Opening up your site for guest posters can be stressful. While guest posts are a great way to get a different perspective, an expert opinion, or a new voice on your blog, it’s scary knowing that their post might end up reflecting poorly on you and your business.
I recently opened Mostly Morgan up for guest posters and after a trial and error method of tweeting out the opportunity and hoping for the best, I’ve realized that Content Guidelines are a must.
You see, while I was able to get a handful of superb posts from doing a shout out for them on Twitter, I also got some not so great ones and I was left in the awkward position of telling prospective guest posters that I’d be unable to publish their post unless they made significant changes.
I felt like a bully and it was no fun.
Before we get into how to create content guidelines, I want to cover one important topic:
Why should we open our blogs to guest posters?
Before I go any further I will say this – you don’t have to allow guest posters on your site at all, but you might want to. I’ve found that guest posters are a great fit for my lifestyle site, but I’m a bit more picky here on my business site (though I have had one amazing one!). With that said, here are the benefits of guest posts:
- A traffic boost: Ideally you’ll be opening up the slot to somebody who has a similar audience to you, but not identical. The thought is that they can create a post that both of your audiences will love and from there they will drive traffic by promoting it on their social media. Their audience will come to your blog to read the post, and your audience will read the post and click over to their site and check them out.

◆ Given task A
From the guest-posting text, extract everything from "I felt like" down to "to guest posters?".
◆ Given task B
Extend the text on opening a blog to guest posters, starting after its final sentence.

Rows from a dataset
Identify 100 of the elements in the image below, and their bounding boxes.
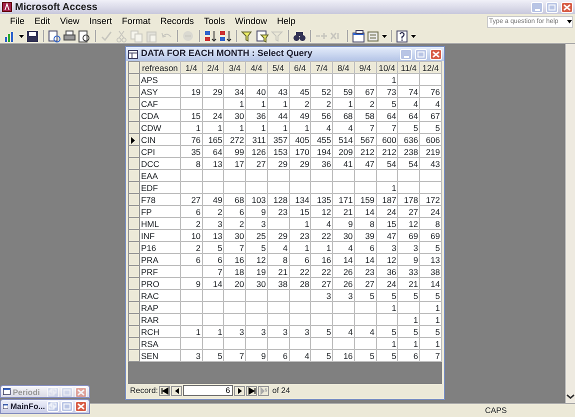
table-cell: 5 [376, 290, 398, 302]
sort-descending-icon[interactable] [219, 30, 232, 42]
column-header[interactable]: 12/4 [420, 62, 442, 74]
table-cell: 47 [354, 158, 376, 170]
column-header[interactable]: 2/4 [202, 62, 224, 74]
last-record-button[interactable] [246, 386, 258, 396]
table-cell: 27 [246, 158, 268, 170]
maximize-button[interactable] [546, 2, 558, 12]
caret-icon[interactable] [19, 34, 24, 38]
column-header[interactable]: 9/4 [354, 62, 376, 74]
table-cell: 4 [310, 218, 333, 230]
maximize-button[interactable] [415, 48, 427, 60]
menu-item[interactable]: Format [116, 15, 156, 28]
column-header[interactable]: refreason [139, 62, 180, 74]
table-cell: 171 [332, 194, 354, 206]
column-header[interactable]: 3/4 [224, 62, 246, 74]
column-header[interactable]: 1/4 [180, 62, 202, 74]
column-header[interactable]: 8/4 [332, 62, 354, 74]
table-cell: 9 [332, 218, 354, 230]
minimize-button[interactable] [400, 48, 412, 60]
filter-form-icon[interactable] [256, 30, 269, 42]
binoculars-icon[interactable] [293, 30, 306, 42]
vertical-scrollbar[interactable] [565, 44, 575, 403]
table-cell: 34 [224, 86, 246, 98]
table-cell: 16 [310, 254, 333, 266]
maximize-icon [547, 2, 557, 12]
menu-item[interactable]: View [55, 15, 84, 28]
select-all-button[interactable] [128, 62, 140, 74]
table-cell: 47 [376, 230, 398, 242]
app-key-icon [2, 2, 12, 12]
table-cell: 36 [246, 110, 268, 122]
menu-item[interactable]: Tools [198, 15, 230, 28]
close-button[interactable] [75, 387, 87, 397]
table-cell: 59 [332, 86, 354, 98]
new-object-icon[interactable] [367, 30, 380, 42]
minimized-window[interactable]: MainFo... [0, 399, 90, 414]
close-button[interactable] [430, 48, 442, 60]
save-icon[interactable] [26, 30, 39, 42]
printer-icon[interactable] [63, 30, 76, 42]
scroll-down-icon[interactable] [566, 392, 575, 401]
table-cell: 1 [289, 242, 311, 254]
table-cell: 3 [246, 218, 268, 230]
close-button[interactable] [75, 401, 87, 412]
print-preview-icon[interactable] [78, 30, 91, 42]
previous-record-button[interactable] [171, 386, 182, 396]
table-cell: 54 [376, 158, 398, 170]
minimize-button[interactable] [531, 2, 543, 12]
table-cell: PRO [139, 278, 180, 290]
record-number-field[interactable]: 6 [183, 385, 234, 396]
menu-item[interactable]: Help [272, 15, 300, 28]
help-icon[interactable] [396, 30, 409, 42]
table-cell: 13 [420, 254, 442, 266]
caret-icon[interactable] [382, 34, 387, 38]
caret-icon[interactable] [411, 34, 416, 38]
column-header[interactable]: 4/4 [246, 62, 268, 74]
row-selector[interactable] [128, 134, 140, 146]
table-cell: 6 [180, 254, 202, 266]
table-cell: 22 [310, 230, 333, 242]
table-cell: 28 [289, 278, 311, 290]
table-cell: 30 [246, 278, 268, 290]
table-cell: 5 [310, 350, 333, 362]
menu-item[interactable]: Insert [84, 15, 117, 28]
table-cell: 1 [420, 314, 442, 326]
maximize-button[interactable] [61, 401, 73, 412]
table-cell: 514 [332, 134, 354, 146]
table-cell: 38 [267, 278, 290, 290]
table-cell: 14 [420, 278, 442, 290]
table-cell: 14 [354, 206, 376, 218]
menu-item[interactable]: Records [155, 15, 199, 28]
table-cell: 7 [224, 350, 246, 362]
table-cell: 2 [224, 218, 246, 230]
restore-button[interactable] [47, 401, 59, 412]
menu-item[interactable]: Edit [30, 15, 56, 28]
maximize-icon [416, 50, 426, 58]
column-header[interactable]: 10/4 [376, 62, 398, 74]
column-header[interactable]: 5/4 [267, 62, 290, 74]
sort-ascending-icon[interactable] [204, 30, 217, 42]
table-cell: 41 [332, 158, 354, 170]
dropdown-icon[interactable] [567, 20, 572, 24]
column-header[interactable]: 11/4 [398, 62, 420, 74]
next-record-button[interactable] [234, 386, 246, 396]
table-cell: 4 [354, 326, 376, 338]
first-record-button[interactable] [159, 386, 170, 396]
column-header[interactable]: 7/4 [310, 62, 333, 74]
menu-item[interactable]: File [5, 15, 30, 28]
table-cell: 13 [202, 158, 224, 170]
close-icon [562, 2, 572, 12]
search-icon[interactable] [48, 30, 61, 42]
table-cell: 1 [376, 338, 398, 350]
column-header[interactable]: 6/4 [289, 62, 311, 74]
table-cell: 6 [354, 242, 376, 254]
table-cell: 24 [376, 206, 398, 218]
close-button[interactable] [561, 2, 573, 12]
table-cell: 3 [398, 242, 420, 254]
menu-item[interactable]: Window [230, 15, 272, 28]
table-cell: 212 [354, 146, 376, 158]
restore-button[interactable] [47, 387, 59, 397]
table-cell: 455 [310, 134, 333, 146]
table-cell: 5 [420, 290, 442, 302]
window-icon[interactable] [352, 30, 365, 42]
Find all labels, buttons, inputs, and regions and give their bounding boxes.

◆ Output A
I felt like a bully and it was no fun.
Before we get into how to create content guidelines, I want to cover one important topic:
Why should we open our blogs to guest posters?

◆ Output B
- Building relationships: You know that I’m all about finding your blogging tribe, and once you find them a good way to say, ‘hey, I like you and what you’re doing’ is to offer them a spot on your blog. They might reciprocate, but even if they don’t you’re still getting a great post out of it.
- Consistency: If you want to publish twice a week it’s going to be a huge weight off of your shoulders if every fourth post is a guest poster. Writing eight posts a month might not seem difficult – but when you’re trying to balance your blog with work, school, family, friends, sleep, and life in general it can end up seeming pretty daunting.
‘”Now, Morgan. Give us the full story. What are the downsides of guest posters?”
Really, the only downside is that the post might be terrible and you’re left trying to explain to a well-intentioned blogger that you simply cannot publish what they’ve given you.
It’s awkward, trust me.
That is where content guidelines come in.
Even if you are given a terrible post, you can point to the content guidelines that you’ve already provided and say something like, “I really love the idea of your post, but I can’t publish it because you took a very aggressive tone and if you refer back to the content guidelines I like my site to stay friendly and upbeat.”
That sounds a lot better than, “You sounded rude and I don’t like that.”
You can make your content guidelines as strict or as loose as you want to. Personally, I like to cover all of my bases and I created a pretty in-depth guide.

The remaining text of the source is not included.